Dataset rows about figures
— begin —

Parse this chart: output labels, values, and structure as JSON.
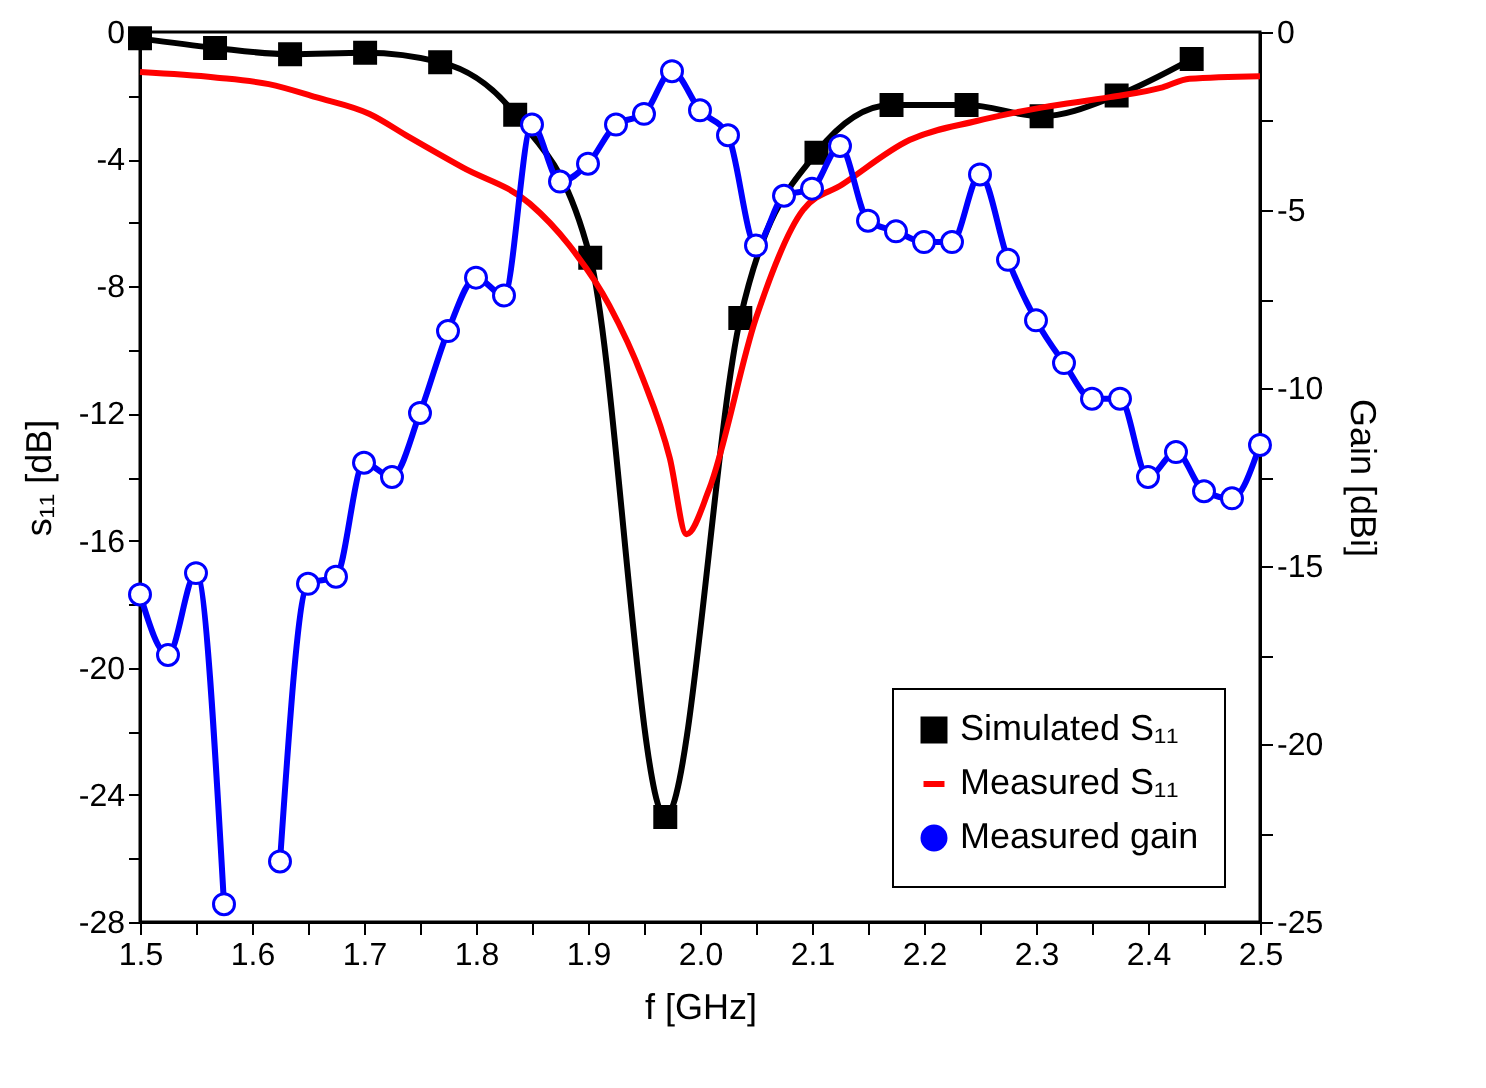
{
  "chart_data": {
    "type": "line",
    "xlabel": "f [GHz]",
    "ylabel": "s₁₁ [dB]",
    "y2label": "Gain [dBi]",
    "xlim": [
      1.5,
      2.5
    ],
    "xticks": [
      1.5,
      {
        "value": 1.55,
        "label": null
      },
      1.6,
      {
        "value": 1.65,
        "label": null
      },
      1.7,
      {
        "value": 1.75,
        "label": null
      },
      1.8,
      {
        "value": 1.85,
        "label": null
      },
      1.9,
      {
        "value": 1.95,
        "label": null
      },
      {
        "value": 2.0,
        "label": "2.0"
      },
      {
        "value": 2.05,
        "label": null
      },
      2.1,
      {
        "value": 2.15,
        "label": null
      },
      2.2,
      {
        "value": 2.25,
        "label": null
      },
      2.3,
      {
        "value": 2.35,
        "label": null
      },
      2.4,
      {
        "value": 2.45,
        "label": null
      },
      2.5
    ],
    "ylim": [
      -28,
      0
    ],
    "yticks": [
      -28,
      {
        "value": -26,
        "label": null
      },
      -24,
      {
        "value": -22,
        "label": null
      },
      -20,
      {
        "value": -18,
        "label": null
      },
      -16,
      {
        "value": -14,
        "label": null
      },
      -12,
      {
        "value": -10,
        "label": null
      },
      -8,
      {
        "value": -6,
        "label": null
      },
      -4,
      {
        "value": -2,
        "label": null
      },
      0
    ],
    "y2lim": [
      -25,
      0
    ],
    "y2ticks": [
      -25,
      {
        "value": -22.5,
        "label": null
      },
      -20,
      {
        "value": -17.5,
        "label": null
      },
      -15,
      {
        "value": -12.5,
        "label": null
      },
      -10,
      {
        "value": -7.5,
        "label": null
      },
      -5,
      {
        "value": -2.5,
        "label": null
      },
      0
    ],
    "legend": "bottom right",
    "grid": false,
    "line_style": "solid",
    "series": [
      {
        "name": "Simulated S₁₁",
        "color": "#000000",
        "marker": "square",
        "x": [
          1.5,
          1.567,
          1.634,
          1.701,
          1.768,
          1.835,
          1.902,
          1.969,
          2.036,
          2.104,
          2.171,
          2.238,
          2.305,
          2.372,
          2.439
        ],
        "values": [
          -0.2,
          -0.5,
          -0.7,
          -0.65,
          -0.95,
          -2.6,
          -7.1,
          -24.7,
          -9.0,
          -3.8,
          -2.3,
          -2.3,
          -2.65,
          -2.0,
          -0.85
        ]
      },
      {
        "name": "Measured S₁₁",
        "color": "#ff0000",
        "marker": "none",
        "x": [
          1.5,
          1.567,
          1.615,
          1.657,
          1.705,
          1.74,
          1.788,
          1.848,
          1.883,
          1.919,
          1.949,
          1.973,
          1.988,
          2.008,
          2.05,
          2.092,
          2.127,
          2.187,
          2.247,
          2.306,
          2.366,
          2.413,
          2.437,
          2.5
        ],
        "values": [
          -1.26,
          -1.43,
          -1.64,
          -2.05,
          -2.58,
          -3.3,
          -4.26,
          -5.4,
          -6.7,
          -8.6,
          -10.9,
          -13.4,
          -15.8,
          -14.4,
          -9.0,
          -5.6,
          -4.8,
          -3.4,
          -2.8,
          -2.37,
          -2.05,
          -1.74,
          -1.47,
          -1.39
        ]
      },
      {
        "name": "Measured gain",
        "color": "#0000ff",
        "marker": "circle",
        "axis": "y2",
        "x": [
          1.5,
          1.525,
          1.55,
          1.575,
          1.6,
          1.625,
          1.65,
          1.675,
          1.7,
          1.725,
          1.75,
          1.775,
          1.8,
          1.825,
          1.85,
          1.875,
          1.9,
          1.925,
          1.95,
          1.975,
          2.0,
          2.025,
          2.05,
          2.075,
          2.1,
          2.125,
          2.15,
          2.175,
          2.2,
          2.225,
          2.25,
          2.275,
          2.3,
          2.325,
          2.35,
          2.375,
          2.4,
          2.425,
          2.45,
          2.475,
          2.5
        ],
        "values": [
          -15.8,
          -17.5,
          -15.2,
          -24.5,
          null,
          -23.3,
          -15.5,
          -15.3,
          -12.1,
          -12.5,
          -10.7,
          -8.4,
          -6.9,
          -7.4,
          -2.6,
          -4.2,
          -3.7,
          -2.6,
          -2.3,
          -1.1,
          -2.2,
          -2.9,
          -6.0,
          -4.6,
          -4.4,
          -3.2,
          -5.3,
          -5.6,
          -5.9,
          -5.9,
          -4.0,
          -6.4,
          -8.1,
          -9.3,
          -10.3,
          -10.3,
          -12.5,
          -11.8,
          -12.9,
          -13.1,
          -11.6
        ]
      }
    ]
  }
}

— end —

Go through the material above and copy each line that has the word "name".

*Output for this exercise*
        "name": "Simulated S₁₁",
        "name": "Measured S₁₁",
        "name": "Measured gain",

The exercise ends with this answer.